▶ _Task goal_
Lines that include the string "ylabel" are the ones to copy from the entries below.

===== Material to process

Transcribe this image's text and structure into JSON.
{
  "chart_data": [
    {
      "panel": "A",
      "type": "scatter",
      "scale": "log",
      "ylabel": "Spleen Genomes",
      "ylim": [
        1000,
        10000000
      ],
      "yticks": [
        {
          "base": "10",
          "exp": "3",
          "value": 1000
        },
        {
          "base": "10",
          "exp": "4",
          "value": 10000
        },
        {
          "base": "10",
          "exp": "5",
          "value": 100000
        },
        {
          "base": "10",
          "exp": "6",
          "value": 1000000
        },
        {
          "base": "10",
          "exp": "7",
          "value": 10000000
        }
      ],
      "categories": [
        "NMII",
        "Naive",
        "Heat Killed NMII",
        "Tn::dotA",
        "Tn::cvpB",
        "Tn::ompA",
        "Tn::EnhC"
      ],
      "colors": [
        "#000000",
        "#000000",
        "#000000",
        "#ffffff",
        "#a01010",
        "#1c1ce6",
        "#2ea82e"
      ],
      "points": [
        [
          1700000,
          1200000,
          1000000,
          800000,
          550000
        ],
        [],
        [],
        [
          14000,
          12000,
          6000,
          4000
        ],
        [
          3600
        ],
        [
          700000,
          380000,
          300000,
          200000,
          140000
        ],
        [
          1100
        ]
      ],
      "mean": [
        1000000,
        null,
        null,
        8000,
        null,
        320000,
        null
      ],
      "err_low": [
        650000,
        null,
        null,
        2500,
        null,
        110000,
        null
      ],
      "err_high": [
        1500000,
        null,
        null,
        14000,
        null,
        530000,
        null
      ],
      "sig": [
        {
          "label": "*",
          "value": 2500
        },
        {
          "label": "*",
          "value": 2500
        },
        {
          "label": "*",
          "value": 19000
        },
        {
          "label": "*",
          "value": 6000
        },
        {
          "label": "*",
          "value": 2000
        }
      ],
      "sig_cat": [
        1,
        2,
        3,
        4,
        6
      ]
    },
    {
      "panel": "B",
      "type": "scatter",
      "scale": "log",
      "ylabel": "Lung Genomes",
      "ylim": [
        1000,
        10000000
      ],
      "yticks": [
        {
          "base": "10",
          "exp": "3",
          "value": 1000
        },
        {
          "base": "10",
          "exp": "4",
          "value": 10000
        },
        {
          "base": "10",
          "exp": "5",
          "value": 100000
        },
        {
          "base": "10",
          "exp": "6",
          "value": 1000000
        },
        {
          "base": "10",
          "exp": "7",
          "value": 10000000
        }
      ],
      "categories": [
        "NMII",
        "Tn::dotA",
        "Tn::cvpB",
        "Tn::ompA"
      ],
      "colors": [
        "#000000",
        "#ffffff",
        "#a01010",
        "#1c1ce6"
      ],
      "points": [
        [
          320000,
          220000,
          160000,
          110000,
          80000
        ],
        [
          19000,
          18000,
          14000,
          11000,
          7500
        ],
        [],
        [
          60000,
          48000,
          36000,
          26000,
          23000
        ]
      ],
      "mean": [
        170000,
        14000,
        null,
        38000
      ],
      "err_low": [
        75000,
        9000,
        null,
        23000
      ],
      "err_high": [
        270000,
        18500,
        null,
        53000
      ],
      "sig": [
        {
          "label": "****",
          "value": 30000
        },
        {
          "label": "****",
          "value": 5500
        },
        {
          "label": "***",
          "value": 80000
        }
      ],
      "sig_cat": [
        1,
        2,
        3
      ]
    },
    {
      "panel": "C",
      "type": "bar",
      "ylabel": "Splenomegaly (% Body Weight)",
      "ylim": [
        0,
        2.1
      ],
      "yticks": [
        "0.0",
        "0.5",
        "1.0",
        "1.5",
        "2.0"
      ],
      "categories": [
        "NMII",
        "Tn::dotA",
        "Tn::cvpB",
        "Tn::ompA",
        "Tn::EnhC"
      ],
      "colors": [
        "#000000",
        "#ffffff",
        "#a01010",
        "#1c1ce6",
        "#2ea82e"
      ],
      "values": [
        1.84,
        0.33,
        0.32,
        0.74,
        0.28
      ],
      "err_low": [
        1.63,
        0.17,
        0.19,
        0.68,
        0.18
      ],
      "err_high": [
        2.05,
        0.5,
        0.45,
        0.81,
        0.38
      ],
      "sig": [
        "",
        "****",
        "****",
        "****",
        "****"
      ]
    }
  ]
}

==========

▶ _Result for this exercise_
      "ylabel": "Spleen Genomes",
      "ylabel": "Lung Genomes",
      "ylabel": "Splenomegaly (% Body Weight)",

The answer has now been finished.